— start Entries provided —

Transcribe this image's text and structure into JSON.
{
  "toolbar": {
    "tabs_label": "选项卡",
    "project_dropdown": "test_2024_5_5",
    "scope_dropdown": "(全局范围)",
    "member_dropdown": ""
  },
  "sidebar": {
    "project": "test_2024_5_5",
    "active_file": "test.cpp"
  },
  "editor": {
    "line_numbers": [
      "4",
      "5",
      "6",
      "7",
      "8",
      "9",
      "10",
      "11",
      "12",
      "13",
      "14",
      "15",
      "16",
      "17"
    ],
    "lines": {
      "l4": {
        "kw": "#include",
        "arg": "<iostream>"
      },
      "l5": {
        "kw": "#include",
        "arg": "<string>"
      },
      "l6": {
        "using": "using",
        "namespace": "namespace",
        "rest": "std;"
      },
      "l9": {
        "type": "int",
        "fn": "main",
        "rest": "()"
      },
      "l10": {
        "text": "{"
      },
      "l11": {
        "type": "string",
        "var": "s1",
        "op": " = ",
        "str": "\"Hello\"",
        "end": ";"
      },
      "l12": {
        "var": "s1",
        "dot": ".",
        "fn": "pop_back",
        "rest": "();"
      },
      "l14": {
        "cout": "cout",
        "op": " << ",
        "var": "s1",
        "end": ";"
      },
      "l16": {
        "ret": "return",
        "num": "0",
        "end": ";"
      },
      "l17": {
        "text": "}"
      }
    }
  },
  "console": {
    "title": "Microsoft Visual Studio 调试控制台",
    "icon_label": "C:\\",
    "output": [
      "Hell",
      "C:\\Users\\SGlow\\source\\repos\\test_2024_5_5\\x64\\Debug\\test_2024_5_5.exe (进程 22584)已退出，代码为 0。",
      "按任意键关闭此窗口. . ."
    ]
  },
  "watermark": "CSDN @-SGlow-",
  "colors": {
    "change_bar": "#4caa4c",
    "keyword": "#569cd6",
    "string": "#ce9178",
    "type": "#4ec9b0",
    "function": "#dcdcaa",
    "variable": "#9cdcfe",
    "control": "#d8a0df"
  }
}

— end Entries provided —

*Required task:* Filter the entries and copy out every line with the word "string".

*Complete response:*
        "arg": "<string>"
        "type": "string",
    "string": "#ce9178",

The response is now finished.